— Start of Task input —

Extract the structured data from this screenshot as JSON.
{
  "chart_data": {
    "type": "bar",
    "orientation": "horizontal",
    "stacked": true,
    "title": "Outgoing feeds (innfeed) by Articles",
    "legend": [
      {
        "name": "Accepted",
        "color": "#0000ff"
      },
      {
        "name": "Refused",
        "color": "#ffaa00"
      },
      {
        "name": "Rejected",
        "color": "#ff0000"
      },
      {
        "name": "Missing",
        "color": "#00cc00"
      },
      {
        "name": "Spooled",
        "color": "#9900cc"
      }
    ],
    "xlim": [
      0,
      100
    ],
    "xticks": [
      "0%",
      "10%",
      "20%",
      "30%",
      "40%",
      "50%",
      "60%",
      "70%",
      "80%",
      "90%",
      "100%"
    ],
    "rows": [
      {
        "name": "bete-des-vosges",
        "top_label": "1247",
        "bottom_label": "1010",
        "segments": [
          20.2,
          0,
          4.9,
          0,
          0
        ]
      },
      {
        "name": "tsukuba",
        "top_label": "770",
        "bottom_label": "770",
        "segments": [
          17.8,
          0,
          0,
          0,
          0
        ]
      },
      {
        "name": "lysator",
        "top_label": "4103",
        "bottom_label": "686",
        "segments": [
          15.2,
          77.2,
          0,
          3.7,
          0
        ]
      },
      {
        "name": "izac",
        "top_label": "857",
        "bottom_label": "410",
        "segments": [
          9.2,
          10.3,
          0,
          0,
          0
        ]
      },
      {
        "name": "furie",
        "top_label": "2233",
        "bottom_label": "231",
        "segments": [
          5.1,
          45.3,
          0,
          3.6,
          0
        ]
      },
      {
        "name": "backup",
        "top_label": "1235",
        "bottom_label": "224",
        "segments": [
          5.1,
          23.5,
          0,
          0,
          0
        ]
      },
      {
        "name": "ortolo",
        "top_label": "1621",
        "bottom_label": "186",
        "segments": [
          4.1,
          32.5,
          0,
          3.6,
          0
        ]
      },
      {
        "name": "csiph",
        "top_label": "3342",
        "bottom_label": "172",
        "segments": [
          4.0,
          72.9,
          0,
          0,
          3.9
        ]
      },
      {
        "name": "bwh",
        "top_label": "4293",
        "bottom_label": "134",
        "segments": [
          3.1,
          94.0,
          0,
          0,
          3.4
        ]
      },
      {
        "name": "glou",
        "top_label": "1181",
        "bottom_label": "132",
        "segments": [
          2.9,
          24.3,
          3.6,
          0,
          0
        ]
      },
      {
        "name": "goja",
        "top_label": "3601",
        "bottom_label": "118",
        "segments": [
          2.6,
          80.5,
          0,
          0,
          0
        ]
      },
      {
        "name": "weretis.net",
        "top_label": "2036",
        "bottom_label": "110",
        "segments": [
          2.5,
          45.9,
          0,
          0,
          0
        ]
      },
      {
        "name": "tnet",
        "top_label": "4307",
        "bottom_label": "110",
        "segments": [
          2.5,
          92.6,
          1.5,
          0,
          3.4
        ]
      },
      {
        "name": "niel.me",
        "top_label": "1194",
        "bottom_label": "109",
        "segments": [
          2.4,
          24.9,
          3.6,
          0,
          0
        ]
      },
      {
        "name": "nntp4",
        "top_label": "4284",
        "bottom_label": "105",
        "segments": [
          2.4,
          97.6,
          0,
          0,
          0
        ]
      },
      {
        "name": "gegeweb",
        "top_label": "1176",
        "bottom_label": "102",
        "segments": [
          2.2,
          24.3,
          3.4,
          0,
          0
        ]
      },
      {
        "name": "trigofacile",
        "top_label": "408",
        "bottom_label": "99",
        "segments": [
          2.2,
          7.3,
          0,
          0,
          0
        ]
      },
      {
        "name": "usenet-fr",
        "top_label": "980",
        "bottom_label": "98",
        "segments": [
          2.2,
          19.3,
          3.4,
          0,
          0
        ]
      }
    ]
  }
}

— End of Task input —

Stated exercise:
Collect the lines of the data that carry the word "color".

Reply to the exercise:
        "color": "#0000ff"
        "color": "#ffaa00"
        "color": "#ff0000"
        "color": "#00cc00"
        "color": "#9900cc"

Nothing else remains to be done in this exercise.